*Given instruction*.
Which lines in the records below contain the word "необходимых"? Copy each of them.

[Data entries]
"""

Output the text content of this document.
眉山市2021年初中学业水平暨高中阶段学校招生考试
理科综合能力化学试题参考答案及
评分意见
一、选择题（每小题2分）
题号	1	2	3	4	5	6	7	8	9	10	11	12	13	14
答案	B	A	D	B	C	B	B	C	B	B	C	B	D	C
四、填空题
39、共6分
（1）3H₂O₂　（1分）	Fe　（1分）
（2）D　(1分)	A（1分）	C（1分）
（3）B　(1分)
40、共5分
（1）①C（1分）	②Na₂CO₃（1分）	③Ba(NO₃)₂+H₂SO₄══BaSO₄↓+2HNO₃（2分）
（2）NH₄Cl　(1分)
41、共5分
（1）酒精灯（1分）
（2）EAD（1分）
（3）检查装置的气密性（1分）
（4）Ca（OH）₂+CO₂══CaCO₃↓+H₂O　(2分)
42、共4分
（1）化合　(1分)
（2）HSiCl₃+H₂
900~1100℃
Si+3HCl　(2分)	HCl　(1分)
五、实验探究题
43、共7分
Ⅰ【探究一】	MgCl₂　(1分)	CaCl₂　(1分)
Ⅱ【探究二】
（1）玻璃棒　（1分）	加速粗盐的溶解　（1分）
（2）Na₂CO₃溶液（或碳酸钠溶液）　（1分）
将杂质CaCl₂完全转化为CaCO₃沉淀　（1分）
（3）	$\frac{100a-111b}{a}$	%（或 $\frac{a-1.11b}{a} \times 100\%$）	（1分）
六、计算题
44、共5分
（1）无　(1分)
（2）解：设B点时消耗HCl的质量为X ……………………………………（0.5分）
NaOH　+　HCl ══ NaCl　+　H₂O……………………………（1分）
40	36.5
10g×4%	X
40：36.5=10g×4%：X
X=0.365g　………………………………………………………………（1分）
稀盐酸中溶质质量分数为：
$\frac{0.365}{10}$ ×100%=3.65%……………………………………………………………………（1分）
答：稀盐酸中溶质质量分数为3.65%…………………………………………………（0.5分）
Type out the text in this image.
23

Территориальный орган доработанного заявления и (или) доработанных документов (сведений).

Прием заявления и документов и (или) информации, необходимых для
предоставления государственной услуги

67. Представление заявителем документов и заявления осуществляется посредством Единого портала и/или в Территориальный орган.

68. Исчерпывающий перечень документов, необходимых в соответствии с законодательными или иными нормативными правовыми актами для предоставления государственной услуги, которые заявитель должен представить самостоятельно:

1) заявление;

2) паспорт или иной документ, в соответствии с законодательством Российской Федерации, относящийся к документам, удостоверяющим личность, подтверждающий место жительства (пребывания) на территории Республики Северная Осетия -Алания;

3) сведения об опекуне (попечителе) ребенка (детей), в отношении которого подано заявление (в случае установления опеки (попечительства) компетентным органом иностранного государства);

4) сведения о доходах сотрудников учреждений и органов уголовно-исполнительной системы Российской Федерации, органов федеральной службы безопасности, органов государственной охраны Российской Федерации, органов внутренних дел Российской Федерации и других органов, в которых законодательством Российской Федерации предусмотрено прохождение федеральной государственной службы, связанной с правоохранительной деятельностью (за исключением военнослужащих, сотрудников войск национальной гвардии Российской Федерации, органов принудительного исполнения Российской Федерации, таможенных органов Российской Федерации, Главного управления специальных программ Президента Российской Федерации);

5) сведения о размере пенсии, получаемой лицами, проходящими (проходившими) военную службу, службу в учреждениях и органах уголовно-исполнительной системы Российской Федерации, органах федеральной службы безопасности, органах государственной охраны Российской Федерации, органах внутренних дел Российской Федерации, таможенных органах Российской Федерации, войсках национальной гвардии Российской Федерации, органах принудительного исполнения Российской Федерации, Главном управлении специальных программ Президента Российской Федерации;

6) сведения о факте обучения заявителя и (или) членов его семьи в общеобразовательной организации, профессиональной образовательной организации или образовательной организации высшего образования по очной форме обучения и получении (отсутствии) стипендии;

"""

*Exercise answer*.
Прием заявления и документов и (или) информации, необходимых для
68. Исчерпывающий перечень документов, необходимых в соответствии с законодательными или иными нормативными правовыми актами для предоставления государственной услуги, которые заявитель должен представить самостоятельно:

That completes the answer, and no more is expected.